[Start]

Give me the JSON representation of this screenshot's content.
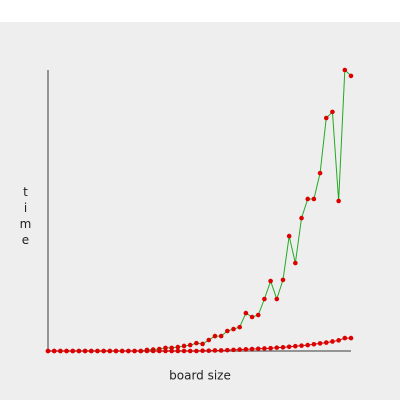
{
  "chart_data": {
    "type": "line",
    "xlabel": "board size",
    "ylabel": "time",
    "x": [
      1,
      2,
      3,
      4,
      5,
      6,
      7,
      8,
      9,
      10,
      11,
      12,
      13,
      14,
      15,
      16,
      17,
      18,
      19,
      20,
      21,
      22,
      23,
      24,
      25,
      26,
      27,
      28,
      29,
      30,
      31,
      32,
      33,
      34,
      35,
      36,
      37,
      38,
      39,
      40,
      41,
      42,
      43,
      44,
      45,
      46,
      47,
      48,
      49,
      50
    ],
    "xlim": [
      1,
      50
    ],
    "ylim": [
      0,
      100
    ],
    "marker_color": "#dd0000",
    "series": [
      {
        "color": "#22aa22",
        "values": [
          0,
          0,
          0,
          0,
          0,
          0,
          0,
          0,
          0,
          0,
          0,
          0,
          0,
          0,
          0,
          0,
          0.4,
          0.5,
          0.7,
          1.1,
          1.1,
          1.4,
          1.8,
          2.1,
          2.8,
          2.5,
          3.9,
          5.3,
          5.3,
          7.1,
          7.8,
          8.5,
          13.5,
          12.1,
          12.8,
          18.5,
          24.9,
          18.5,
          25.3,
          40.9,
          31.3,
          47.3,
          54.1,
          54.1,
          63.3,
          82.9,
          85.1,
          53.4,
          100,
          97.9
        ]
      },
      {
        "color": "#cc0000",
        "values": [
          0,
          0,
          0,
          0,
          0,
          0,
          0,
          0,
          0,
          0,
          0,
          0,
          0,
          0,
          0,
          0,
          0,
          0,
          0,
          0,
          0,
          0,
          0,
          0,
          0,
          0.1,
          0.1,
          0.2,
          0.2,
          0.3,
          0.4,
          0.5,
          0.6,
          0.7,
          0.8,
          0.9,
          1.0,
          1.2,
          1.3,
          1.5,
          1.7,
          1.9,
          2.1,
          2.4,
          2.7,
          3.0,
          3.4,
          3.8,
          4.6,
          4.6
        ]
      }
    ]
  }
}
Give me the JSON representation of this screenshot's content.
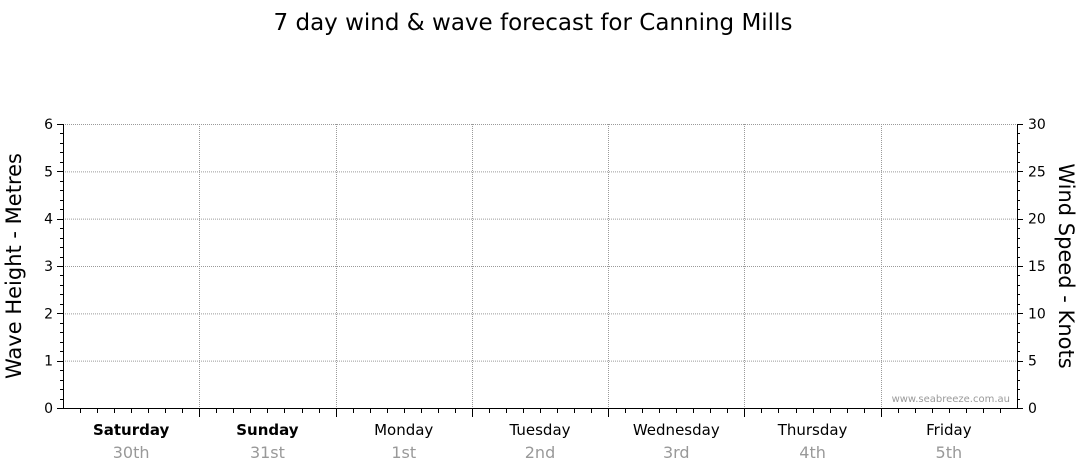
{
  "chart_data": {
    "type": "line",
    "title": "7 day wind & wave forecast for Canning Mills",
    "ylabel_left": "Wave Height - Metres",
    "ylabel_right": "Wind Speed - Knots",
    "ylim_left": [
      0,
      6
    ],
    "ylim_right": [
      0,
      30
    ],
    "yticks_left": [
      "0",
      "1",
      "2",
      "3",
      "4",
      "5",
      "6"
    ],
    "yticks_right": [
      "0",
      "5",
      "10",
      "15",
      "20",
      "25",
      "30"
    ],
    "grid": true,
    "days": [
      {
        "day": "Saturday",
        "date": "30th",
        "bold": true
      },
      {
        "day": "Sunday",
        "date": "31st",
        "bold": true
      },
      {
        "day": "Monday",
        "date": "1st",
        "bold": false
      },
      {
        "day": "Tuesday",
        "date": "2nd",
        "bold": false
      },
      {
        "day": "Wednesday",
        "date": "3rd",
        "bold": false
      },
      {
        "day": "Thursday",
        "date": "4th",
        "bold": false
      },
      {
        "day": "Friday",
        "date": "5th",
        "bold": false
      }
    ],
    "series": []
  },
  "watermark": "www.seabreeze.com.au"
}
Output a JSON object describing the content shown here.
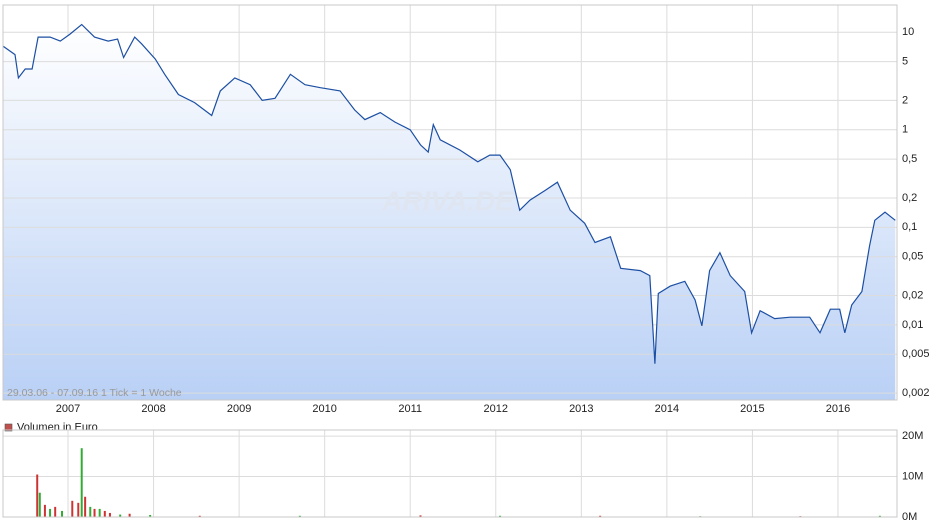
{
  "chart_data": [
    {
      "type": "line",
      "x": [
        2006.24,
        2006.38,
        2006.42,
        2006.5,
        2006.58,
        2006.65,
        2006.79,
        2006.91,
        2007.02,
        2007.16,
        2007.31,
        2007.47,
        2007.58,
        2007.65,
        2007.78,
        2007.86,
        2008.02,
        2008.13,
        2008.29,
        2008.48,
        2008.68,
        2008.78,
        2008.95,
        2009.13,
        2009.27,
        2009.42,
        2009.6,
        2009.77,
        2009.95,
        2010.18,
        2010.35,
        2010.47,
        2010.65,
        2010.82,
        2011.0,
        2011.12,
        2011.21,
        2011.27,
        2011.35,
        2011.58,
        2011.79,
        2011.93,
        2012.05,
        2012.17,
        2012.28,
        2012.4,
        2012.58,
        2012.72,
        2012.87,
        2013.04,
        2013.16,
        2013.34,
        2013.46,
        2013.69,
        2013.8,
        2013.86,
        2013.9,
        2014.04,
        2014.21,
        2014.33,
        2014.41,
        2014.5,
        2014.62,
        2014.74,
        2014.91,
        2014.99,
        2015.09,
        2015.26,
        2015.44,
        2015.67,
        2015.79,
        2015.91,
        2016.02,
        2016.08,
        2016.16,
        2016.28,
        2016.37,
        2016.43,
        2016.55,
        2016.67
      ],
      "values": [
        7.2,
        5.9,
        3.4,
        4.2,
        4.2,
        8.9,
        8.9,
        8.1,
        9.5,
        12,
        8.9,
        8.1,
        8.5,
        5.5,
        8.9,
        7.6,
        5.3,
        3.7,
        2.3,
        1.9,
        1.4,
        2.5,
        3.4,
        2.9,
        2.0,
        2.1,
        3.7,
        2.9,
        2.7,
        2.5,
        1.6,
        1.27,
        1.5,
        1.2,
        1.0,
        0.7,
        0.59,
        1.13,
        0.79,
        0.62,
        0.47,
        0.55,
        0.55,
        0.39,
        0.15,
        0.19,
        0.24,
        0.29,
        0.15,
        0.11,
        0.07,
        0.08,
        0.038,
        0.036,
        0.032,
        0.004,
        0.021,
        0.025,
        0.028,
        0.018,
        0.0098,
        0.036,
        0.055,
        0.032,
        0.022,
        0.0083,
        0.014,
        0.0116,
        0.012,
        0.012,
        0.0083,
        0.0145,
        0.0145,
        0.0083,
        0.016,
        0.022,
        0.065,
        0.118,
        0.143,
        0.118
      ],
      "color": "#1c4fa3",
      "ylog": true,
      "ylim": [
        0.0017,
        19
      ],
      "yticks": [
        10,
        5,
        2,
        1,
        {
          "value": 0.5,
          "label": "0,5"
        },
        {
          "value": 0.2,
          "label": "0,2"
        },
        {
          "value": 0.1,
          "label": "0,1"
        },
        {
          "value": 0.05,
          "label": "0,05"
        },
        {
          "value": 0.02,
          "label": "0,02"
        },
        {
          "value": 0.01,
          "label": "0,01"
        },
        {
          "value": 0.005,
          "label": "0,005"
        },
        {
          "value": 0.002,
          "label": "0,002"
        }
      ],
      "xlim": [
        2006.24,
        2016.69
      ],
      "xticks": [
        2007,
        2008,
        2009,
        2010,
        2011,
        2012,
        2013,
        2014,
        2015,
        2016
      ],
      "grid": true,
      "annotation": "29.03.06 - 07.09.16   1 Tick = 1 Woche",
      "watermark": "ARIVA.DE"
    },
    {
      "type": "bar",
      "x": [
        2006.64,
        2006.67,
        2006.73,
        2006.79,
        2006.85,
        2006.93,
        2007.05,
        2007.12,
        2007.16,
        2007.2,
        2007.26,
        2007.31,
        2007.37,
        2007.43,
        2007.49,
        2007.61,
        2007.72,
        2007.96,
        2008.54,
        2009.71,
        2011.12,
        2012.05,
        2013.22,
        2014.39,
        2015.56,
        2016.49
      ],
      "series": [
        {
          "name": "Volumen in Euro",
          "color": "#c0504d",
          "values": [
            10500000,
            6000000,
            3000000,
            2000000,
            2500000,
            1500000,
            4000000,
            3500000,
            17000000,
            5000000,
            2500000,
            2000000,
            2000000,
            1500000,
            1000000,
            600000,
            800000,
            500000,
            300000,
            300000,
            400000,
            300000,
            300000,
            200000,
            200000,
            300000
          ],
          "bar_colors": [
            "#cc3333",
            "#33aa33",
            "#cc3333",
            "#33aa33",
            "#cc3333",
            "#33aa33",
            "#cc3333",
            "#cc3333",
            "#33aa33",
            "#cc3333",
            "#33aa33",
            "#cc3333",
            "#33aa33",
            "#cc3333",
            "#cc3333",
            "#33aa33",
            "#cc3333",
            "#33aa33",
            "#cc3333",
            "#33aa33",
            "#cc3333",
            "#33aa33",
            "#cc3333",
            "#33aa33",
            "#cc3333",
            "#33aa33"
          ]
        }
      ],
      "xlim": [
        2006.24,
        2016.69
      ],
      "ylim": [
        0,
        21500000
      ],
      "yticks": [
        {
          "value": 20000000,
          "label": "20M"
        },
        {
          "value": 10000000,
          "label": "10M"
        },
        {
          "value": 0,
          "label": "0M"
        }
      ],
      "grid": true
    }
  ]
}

[End]

EXERCISE OBJECTIVE :: Copy every line of the material in which the word "type" occurs.

FINISHED TASK ::
    "type": "line",
    "type": "line",
      "type": "line",
      "type": "bar",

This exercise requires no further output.